[Noisebridge-discuss] Build advice for a new system / heavy cluster GPU AI processing?

Tue Jul 12 04:22:34 UTC 2011

Comments inline:

On Mon, Jul 11, 2011 at 8:27 PM, Sai <sai at saizai.com> wrote:
> On Mon, Jul 11, 2011 at 22:15, Mike Schachter <mike at mindmech.com> wrote:
>> The grid search is your problem! It's unavoidable when you're
>> doing cross validation though, because you definitely want the
>> parameters that give you the lowest generalization error. You're
>> doing cross validation, right?
>
> Of course. That's kinda the main point - I want to know
> a) what the best performances is on various parameters of binning,
> vectorization method etc
> b) whether there's some trend that may be interesting in the C/G
> params over that, such as narrowness of optimum params, relationship
> to bin size, or the like
>
> Cross-validation results are the primary datum. ;-)

Sounds reasonable - are you deailng with spike data, or something
like EEG?

>> Although a GPU will help individual instances of training the
>> SVM classifer, in general you should parallelize the grid search
>> across cores.
>
> Sorry, I should've been clearer - I can easily use all 4 of my cores
> using matlabpool (and for that matter multiple remote cores if it's
> set up correctly), I just reported the single-core timings for
> simplicity.
>> Specifically, train an SVM classifer per hyperparameter
>> combination (kernel, bin size, etc).
>
> As in one training per hyperparam combo? If that were possible — i.e.
> if I didn't have to retrain the damn thing from scratch for every step
> in the grid search — that would drastically cut down my optimization
> time.

You have to retrain from scratch per hyperparam combo, but..
libsvm uses "one-vs-one" multi-class classification. That means,
per hyperparam combo, for 8 classes it's training something like
(8 choose 2) / 2 = 14 independent SVMs to do it. You might want
to look into SVM-lite for multi-class classification:

http://svmlight.joachims.org/svm_multiclass.html

>> Also, SVM kind of sucks for multi-class classification. Have you
>> considered random forests?

----

Job 1: Reproduce the SVM thread word for word, everything from "On Mon, Jul 11, 2011 at 8:27" down to "cross validation, right?".

Records excerpted from a collection:
----

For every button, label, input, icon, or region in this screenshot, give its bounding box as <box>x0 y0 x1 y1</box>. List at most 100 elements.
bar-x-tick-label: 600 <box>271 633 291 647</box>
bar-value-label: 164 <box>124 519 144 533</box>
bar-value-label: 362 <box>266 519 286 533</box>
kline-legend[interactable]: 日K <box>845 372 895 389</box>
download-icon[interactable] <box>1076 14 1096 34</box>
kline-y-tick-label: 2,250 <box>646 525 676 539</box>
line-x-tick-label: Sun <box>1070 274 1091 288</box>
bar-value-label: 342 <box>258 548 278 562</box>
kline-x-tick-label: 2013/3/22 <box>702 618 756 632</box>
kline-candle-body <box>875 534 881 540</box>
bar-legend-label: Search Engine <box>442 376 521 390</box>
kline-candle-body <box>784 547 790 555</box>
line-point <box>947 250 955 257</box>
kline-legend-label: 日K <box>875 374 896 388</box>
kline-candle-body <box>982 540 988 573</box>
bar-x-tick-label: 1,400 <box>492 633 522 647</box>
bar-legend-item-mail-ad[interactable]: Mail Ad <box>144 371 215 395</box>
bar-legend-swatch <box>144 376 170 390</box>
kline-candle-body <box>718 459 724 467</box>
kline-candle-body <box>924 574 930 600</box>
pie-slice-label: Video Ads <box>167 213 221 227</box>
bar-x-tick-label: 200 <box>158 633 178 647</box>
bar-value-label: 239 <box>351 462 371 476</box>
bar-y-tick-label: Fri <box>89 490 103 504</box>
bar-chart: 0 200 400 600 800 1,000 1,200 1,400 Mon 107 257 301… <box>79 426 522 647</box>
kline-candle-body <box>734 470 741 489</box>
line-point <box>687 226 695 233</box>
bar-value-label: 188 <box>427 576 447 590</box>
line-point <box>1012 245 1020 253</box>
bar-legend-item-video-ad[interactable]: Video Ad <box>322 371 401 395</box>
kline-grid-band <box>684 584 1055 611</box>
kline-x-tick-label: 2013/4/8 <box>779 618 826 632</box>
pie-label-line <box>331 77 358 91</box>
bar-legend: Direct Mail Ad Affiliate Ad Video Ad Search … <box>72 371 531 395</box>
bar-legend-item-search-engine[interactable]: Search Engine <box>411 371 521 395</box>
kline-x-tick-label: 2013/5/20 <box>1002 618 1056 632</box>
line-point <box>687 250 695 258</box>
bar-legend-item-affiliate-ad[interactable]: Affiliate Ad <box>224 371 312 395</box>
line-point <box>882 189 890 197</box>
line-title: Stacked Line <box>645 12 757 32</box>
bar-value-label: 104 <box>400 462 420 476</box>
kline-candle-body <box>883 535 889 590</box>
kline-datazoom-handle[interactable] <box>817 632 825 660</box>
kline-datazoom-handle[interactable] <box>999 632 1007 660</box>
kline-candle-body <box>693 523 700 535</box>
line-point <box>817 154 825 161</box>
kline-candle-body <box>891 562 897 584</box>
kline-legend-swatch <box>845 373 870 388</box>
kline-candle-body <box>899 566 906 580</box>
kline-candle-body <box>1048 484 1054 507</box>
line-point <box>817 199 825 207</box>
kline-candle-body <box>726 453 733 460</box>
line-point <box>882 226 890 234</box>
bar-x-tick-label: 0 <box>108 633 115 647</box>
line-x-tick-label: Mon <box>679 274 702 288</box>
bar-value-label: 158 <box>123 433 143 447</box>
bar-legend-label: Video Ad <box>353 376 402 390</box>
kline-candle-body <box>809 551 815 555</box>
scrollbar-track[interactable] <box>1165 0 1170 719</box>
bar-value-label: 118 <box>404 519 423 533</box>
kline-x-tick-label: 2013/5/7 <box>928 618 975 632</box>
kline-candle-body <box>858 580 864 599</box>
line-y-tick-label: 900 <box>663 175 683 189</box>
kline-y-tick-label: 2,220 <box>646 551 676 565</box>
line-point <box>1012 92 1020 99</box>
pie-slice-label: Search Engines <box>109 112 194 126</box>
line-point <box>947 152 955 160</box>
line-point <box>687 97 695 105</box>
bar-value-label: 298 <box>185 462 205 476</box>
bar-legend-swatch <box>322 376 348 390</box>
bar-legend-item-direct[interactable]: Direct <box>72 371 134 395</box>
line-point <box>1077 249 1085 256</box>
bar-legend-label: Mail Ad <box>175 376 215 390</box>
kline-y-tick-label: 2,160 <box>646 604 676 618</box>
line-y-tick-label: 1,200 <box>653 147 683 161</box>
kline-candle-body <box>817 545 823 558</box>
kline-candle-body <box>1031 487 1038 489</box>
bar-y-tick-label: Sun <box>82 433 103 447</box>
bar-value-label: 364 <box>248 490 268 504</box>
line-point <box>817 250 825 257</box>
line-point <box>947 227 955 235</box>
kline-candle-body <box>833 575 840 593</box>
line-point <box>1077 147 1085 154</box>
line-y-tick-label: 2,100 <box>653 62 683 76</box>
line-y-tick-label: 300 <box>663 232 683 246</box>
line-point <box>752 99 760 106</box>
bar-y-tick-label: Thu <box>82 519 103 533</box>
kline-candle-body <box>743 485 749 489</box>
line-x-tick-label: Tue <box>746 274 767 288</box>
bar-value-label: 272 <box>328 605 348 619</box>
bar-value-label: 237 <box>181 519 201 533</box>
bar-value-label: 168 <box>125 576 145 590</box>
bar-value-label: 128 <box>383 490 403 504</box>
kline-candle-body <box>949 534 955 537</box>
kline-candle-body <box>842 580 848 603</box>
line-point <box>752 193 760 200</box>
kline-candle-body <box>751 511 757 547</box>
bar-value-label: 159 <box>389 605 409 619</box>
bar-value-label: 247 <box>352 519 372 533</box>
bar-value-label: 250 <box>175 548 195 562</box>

----

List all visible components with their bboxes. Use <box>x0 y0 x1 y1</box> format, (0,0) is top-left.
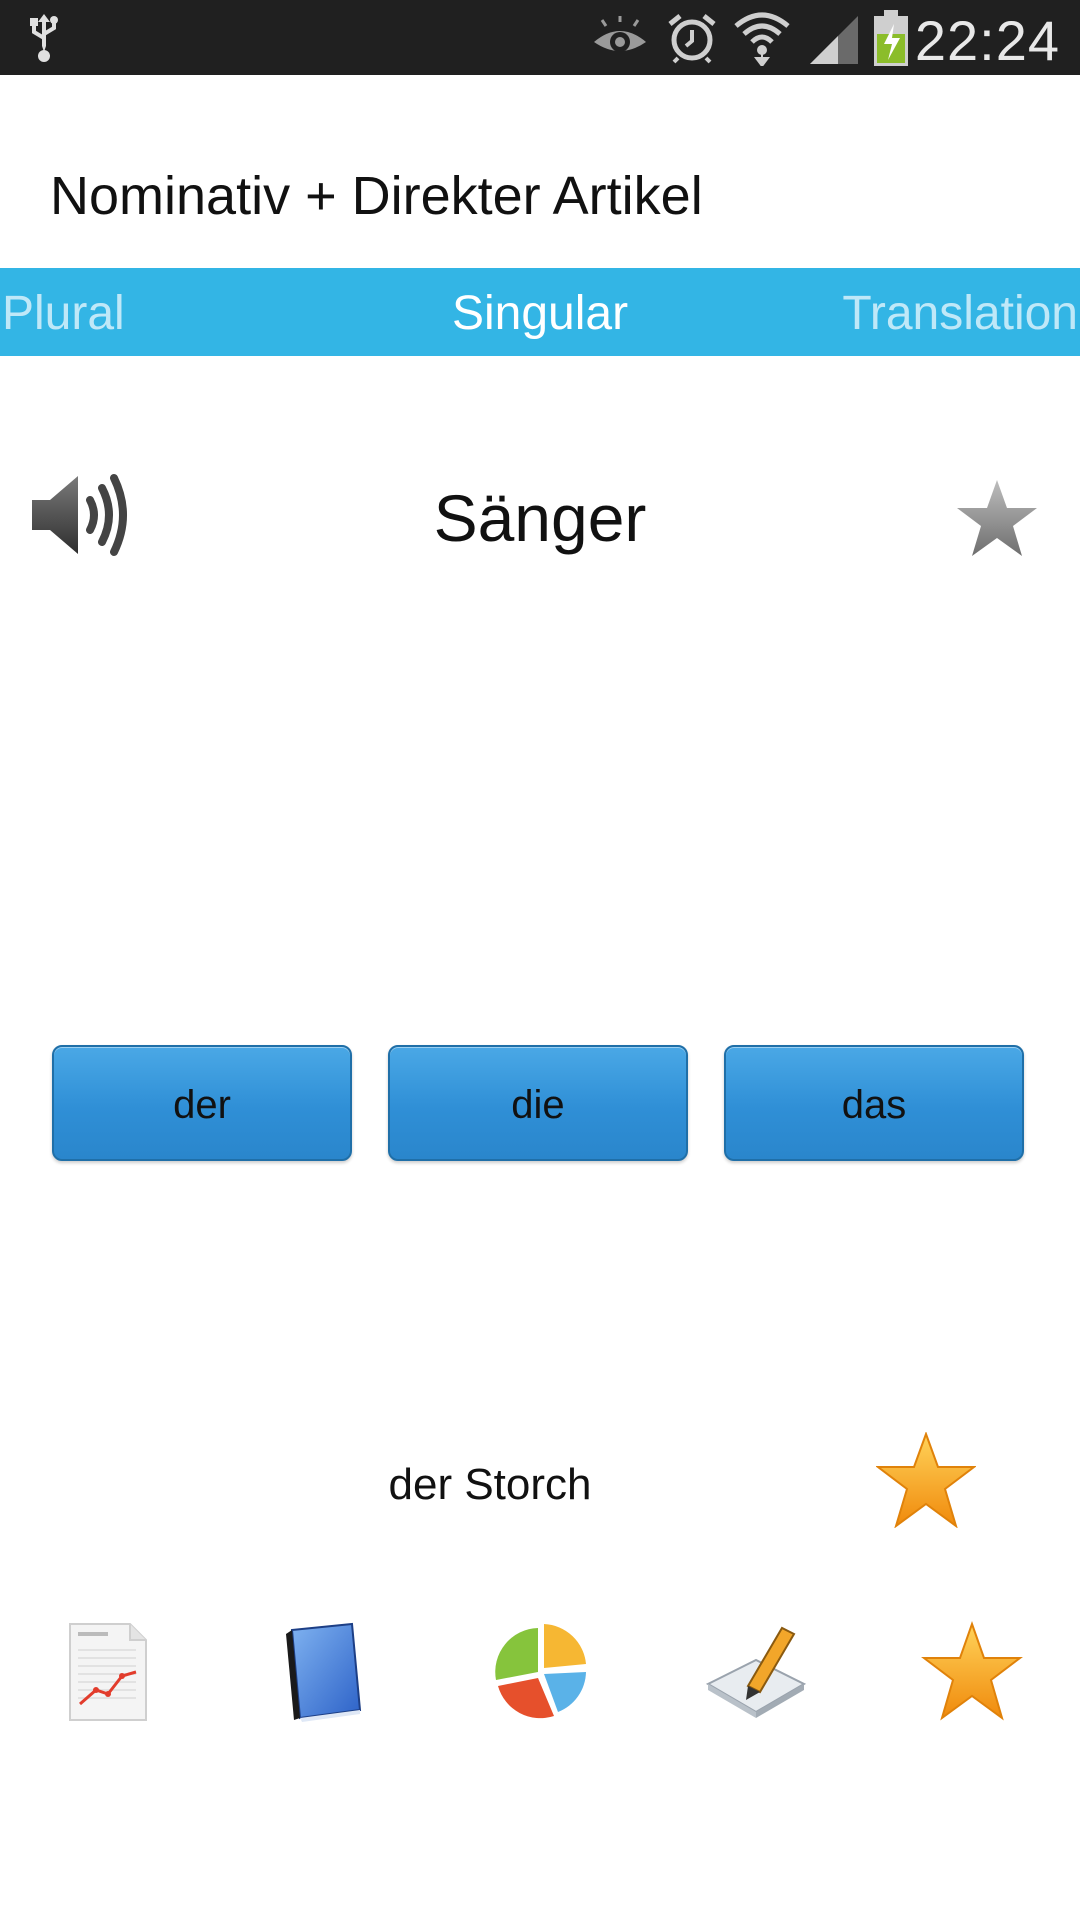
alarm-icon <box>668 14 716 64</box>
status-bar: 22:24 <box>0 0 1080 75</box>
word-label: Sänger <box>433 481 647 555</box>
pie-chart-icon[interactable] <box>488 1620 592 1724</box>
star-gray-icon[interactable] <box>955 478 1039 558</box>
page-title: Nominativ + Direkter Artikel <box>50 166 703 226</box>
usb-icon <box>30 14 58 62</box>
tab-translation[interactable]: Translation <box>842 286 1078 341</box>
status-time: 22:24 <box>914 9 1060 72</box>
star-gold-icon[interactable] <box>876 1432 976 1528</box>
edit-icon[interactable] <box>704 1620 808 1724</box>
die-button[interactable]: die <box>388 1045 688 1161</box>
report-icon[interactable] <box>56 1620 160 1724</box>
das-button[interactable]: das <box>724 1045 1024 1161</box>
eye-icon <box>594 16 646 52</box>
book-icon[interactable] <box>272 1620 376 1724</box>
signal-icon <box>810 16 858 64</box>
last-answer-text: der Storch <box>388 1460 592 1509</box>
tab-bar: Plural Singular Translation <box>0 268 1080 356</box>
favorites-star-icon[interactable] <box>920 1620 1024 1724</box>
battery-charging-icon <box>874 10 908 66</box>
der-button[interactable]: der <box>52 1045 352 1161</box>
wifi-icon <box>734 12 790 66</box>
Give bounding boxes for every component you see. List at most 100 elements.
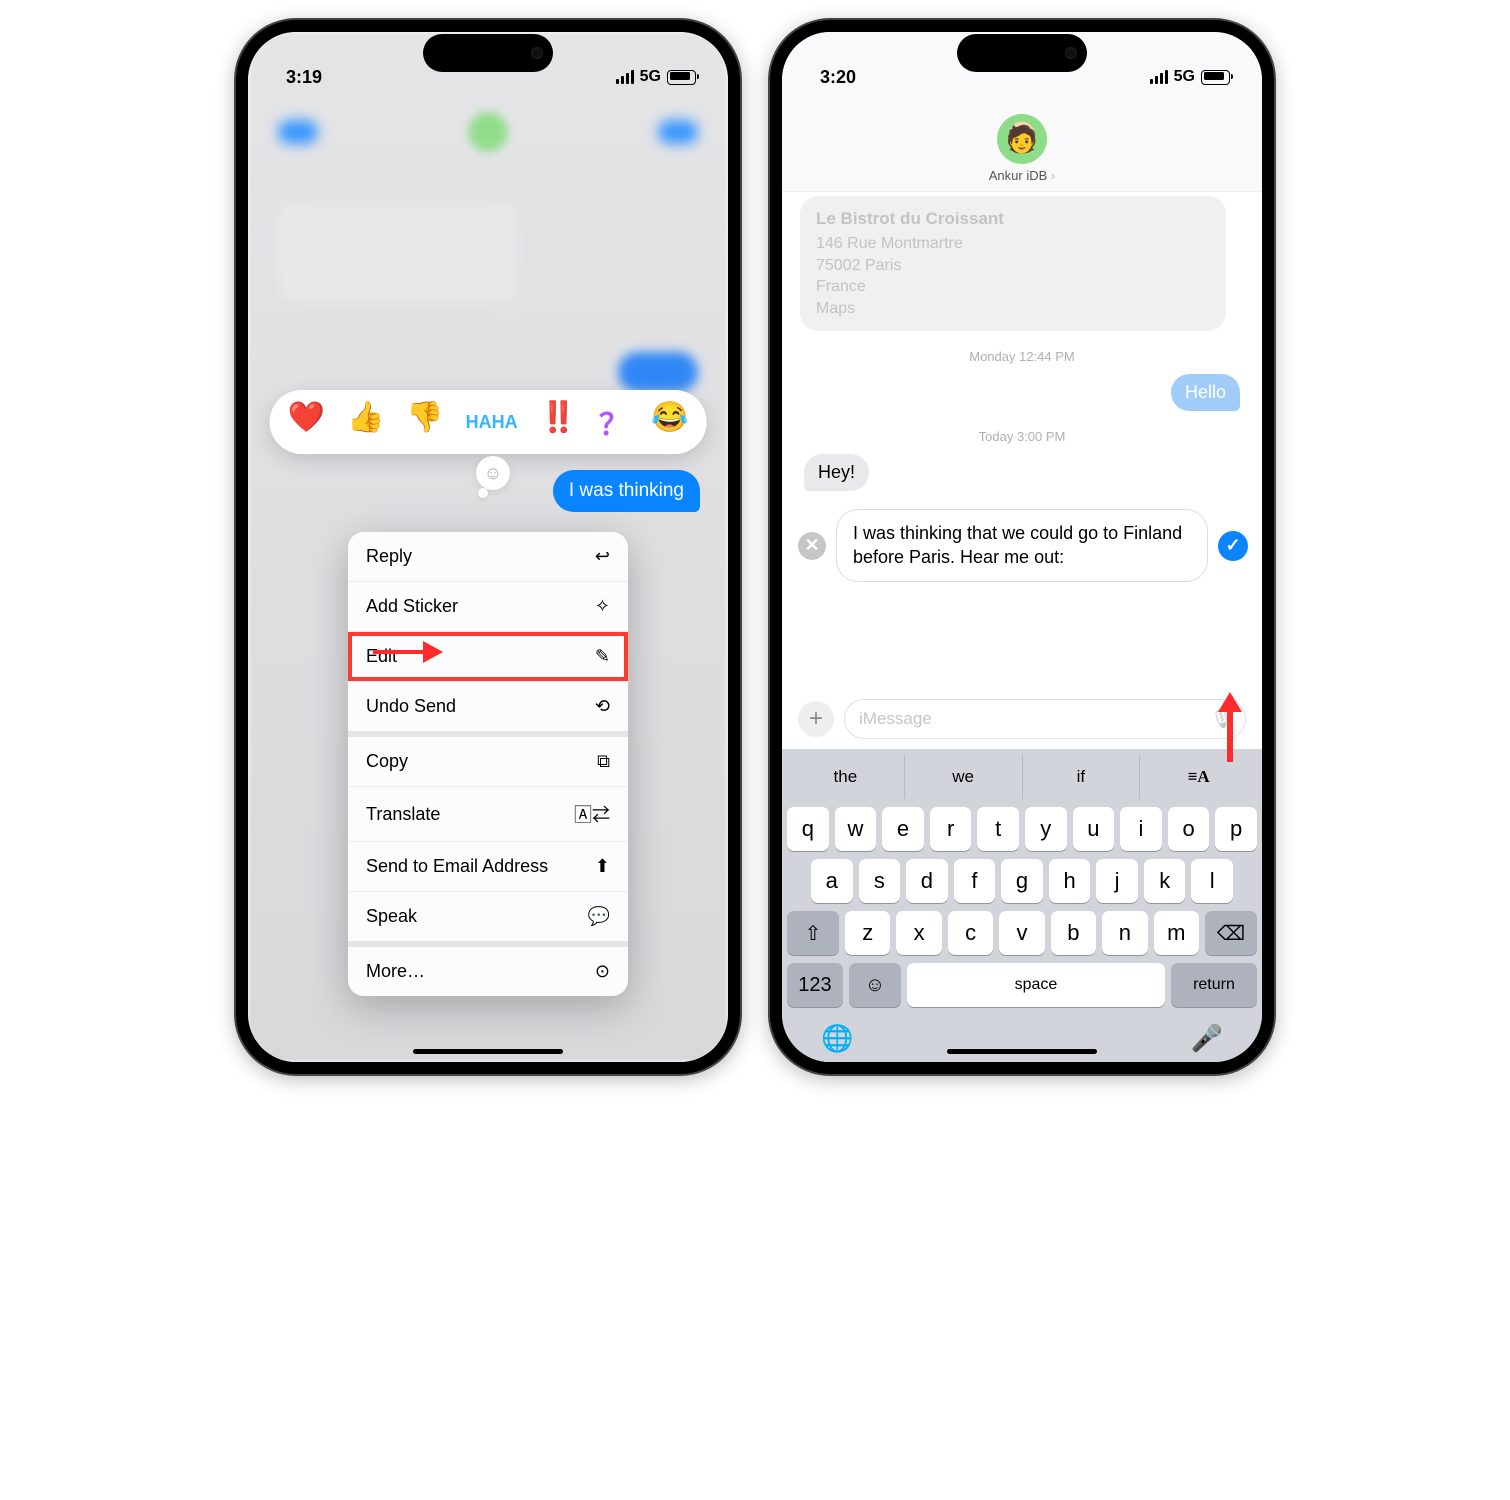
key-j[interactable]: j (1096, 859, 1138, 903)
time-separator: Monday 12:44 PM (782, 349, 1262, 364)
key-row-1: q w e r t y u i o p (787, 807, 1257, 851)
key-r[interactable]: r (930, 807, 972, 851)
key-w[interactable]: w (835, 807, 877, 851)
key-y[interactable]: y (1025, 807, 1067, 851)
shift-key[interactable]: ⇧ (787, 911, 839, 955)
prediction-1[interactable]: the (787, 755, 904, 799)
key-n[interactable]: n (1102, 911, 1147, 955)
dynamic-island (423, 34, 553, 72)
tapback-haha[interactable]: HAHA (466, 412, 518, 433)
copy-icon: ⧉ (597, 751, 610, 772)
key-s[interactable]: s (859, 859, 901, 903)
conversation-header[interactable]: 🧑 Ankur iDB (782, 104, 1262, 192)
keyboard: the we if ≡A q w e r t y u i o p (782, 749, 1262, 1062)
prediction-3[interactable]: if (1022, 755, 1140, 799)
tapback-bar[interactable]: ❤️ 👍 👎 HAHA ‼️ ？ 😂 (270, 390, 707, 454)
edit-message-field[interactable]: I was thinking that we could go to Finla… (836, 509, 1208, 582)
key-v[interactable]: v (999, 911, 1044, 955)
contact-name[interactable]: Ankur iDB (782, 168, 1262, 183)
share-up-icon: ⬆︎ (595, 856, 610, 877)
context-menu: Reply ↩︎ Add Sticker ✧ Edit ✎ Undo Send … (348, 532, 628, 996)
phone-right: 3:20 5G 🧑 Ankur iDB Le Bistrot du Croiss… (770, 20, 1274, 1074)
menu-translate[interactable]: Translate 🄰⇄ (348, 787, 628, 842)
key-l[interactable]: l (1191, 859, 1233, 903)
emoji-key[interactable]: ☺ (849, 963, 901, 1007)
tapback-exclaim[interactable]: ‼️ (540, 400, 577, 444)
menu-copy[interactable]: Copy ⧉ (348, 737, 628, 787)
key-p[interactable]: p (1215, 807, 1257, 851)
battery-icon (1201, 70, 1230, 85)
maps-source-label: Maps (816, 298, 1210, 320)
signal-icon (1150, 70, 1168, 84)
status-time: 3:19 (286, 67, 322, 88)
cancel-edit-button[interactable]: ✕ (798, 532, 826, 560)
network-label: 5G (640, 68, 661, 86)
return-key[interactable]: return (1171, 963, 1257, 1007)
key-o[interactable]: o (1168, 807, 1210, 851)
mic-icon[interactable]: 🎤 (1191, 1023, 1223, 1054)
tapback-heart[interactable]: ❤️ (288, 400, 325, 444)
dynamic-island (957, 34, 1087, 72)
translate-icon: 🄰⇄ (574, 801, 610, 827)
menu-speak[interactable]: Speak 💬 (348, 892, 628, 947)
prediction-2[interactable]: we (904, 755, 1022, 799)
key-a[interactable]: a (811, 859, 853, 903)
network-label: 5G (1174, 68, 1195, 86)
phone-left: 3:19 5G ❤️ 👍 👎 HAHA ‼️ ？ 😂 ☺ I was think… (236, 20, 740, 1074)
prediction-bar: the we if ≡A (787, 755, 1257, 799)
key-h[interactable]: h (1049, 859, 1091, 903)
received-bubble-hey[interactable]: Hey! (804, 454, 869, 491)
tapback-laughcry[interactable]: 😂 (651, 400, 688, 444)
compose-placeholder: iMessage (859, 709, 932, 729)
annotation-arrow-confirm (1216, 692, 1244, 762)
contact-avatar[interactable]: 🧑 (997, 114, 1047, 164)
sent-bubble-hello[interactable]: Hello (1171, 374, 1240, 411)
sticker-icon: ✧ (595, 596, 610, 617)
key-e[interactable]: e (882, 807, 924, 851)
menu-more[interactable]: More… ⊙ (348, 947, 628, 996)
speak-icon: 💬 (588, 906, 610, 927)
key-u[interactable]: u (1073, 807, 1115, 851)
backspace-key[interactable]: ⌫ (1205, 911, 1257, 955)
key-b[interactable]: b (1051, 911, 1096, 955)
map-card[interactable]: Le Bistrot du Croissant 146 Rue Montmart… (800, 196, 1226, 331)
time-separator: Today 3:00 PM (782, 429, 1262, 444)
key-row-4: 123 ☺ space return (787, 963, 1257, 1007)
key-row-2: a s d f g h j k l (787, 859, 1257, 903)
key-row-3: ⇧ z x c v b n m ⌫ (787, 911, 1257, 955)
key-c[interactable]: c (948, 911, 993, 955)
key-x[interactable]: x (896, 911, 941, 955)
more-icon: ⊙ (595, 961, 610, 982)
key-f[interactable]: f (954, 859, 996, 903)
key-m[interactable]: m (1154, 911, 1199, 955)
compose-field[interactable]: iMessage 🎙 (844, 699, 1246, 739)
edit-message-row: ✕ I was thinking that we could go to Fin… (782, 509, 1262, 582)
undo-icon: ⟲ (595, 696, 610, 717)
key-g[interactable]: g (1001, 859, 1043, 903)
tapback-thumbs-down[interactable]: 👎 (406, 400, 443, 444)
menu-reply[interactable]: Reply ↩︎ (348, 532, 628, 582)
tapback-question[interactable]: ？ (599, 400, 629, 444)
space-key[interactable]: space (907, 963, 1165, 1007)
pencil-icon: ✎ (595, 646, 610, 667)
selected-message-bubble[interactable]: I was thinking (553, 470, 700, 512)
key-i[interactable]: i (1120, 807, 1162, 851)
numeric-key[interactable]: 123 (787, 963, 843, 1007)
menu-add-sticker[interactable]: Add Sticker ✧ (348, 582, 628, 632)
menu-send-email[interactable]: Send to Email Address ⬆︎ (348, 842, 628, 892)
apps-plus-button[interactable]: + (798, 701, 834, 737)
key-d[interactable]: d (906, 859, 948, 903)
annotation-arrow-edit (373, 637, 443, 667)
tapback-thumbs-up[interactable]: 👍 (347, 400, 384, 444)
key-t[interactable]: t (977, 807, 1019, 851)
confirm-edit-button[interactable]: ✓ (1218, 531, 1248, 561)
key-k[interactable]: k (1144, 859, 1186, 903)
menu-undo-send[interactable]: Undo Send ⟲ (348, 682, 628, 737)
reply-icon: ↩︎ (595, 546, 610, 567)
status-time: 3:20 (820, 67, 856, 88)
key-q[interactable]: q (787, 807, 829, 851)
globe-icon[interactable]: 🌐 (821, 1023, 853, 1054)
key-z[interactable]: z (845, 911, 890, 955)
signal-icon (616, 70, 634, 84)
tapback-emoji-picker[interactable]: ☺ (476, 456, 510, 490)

----

Job 2: Write out everything in the listing from the line containing "key-j[interactable]: j (1096, 859, 1138, 903)" down to the line containing "copy-icon: ⧉ (597, 751, 610, 772)", with both of those lines included.

Exercise result 1:
On Mon, Jul 11, 2011 at 8:27 PM, Sai <sai at saizai.com> wrote:
> On Mon, Jul 11, 2011 at 22:15, Mike Schachter <mike at mindmech.com> wrote:
>> The grid search is your problem! It's unavoidable when you're
>> doing cross validation though, because you definitely want the
>> parameters that give you the lowest generalization error. You're
>> doing cross validation, right?

Exercise result 2:
key-j[interactable]: j (1096, 859, 1138, 903)
time-separator: Monday 12:44 PM (782, 349, 1262, 364)
key-row-1: q w e r t y u i o p (787, 807, 1257, 851)
key-r[interactable]: r (930, 807, 972, 851)
key-w[interactable]: w (835, 807, 877, 851)
key-y[interactable]: y (1025, 807, 1067, 851)
shift-key[interactable]: ⇧ (787, 911, 839, 955)
prediction-1[interactable]: the (787, 755, 904, 799)
key-n[interactable]: n (1102, 911, 1147, 955)
dynamic-island (423, 34, 553, 72)
tapback-haha[interactable]: HAHA (466, 412, 518, 433)
copy-icon: ⧉ (597, 751, 610, 772)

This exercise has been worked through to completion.